[Records excerpted from a collection]
++++
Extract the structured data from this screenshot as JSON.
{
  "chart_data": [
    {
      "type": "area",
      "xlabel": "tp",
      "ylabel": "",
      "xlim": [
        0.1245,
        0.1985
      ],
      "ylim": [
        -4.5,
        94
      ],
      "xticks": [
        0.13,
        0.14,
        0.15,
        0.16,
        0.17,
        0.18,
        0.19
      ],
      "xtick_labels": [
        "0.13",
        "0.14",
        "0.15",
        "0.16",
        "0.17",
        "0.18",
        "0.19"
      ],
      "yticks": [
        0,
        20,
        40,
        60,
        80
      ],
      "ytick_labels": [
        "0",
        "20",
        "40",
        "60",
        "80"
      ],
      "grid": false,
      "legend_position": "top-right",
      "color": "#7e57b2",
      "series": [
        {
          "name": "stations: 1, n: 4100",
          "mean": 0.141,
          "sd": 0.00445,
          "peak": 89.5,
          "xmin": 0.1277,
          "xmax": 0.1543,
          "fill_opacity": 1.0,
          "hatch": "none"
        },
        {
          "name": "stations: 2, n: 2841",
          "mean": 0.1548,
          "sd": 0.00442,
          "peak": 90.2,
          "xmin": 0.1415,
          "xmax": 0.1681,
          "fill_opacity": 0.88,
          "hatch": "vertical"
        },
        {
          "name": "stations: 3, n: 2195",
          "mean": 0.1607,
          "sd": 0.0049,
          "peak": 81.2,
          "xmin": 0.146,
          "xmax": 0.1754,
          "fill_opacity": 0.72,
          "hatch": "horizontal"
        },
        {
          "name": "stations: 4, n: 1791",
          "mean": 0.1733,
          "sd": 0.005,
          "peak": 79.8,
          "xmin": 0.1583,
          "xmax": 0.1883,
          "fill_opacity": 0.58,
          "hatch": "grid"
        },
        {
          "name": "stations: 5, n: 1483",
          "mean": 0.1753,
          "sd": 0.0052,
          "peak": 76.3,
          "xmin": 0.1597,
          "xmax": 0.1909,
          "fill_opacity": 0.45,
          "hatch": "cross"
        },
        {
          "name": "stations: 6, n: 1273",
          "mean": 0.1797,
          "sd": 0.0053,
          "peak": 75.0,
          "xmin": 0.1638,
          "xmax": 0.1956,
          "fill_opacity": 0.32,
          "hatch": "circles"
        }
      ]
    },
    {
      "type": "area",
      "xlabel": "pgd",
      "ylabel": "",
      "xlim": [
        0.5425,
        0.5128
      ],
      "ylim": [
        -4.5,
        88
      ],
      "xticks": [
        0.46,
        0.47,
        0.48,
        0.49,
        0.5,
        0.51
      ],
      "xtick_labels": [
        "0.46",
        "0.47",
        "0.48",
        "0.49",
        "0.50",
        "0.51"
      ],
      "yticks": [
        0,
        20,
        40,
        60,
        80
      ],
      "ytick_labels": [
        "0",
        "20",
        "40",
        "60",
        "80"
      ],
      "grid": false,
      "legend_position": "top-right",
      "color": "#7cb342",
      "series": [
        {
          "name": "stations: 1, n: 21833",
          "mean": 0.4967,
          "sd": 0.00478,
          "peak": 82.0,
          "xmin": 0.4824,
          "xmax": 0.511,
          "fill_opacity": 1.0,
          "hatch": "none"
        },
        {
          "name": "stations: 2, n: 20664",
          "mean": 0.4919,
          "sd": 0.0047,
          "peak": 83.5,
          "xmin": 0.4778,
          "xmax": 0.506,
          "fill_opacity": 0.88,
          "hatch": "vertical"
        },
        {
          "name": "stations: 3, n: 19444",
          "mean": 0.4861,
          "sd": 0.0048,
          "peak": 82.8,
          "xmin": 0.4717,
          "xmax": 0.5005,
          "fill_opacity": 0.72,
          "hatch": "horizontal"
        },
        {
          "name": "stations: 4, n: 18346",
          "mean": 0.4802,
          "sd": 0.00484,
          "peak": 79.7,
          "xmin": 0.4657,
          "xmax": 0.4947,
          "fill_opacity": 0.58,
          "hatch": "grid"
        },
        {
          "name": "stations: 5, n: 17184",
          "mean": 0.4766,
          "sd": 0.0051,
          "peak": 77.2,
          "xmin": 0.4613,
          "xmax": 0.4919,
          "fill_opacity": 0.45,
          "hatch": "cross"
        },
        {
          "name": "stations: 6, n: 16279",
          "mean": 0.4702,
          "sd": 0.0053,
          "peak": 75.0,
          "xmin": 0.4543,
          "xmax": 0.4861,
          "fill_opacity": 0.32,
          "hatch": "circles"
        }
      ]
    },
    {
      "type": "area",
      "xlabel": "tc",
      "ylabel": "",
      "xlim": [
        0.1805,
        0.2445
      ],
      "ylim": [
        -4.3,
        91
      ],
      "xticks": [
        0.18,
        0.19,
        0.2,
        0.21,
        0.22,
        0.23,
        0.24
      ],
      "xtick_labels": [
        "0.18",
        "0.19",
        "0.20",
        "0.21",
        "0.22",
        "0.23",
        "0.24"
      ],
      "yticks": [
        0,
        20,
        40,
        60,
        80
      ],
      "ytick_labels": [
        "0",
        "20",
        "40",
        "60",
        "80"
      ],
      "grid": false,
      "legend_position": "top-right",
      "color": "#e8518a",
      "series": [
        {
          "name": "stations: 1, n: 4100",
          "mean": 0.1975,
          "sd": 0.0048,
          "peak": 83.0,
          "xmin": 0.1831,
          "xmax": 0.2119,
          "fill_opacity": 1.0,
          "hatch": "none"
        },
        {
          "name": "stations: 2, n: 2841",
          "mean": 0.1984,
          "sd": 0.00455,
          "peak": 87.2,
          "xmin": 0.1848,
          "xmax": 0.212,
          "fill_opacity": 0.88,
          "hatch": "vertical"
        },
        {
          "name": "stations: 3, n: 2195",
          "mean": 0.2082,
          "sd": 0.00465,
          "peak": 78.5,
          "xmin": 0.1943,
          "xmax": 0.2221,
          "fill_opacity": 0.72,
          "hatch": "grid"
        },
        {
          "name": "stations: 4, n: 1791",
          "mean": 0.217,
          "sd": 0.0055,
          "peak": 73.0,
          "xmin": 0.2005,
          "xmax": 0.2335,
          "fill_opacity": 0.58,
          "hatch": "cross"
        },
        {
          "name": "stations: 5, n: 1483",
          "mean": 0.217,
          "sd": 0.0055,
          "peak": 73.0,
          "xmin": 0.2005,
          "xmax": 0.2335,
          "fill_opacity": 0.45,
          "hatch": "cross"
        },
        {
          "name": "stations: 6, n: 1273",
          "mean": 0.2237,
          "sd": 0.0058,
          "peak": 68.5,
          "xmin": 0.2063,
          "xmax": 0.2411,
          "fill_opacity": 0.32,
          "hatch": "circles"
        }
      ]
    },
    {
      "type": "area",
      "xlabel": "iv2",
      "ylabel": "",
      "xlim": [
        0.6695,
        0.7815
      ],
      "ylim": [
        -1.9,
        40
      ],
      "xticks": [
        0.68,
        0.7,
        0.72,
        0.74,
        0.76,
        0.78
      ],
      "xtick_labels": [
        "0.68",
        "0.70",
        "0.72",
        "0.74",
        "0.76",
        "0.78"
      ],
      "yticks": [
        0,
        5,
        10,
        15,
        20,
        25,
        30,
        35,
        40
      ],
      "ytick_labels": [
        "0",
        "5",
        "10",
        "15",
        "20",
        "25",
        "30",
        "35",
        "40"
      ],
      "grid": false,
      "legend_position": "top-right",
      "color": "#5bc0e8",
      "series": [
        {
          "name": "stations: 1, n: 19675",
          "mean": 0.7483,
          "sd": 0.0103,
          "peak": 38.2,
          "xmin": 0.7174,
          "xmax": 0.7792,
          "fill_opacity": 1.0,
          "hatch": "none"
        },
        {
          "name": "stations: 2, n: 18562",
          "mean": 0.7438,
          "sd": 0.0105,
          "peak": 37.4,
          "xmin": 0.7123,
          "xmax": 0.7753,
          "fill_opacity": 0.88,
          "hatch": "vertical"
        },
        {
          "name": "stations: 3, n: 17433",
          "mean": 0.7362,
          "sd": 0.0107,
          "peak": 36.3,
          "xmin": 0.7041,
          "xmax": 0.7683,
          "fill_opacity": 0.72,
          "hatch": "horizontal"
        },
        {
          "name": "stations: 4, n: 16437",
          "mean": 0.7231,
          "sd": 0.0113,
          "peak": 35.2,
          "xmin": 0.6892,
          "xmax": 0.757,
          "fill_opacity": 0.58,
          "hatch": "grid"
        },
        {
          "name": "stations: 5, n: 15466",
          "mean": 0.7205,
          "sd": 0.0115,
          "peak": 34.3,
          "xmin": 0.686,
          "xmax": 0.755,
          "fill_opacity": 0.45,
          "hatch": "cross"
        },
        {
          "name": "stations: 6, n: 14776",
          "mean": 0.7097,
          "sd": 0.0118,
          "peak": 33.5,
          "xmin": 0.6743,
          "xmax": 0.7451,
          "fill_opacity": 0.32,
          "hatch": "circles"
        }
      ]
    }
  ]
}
++++
* The exercise *
Look through the entries and return every line where "color" appears.

* Full answer *
      "color": "#7e57b2",
      "color": "#7cb342",
      "color": "#e8518a",
      "color": "#5bc0e8",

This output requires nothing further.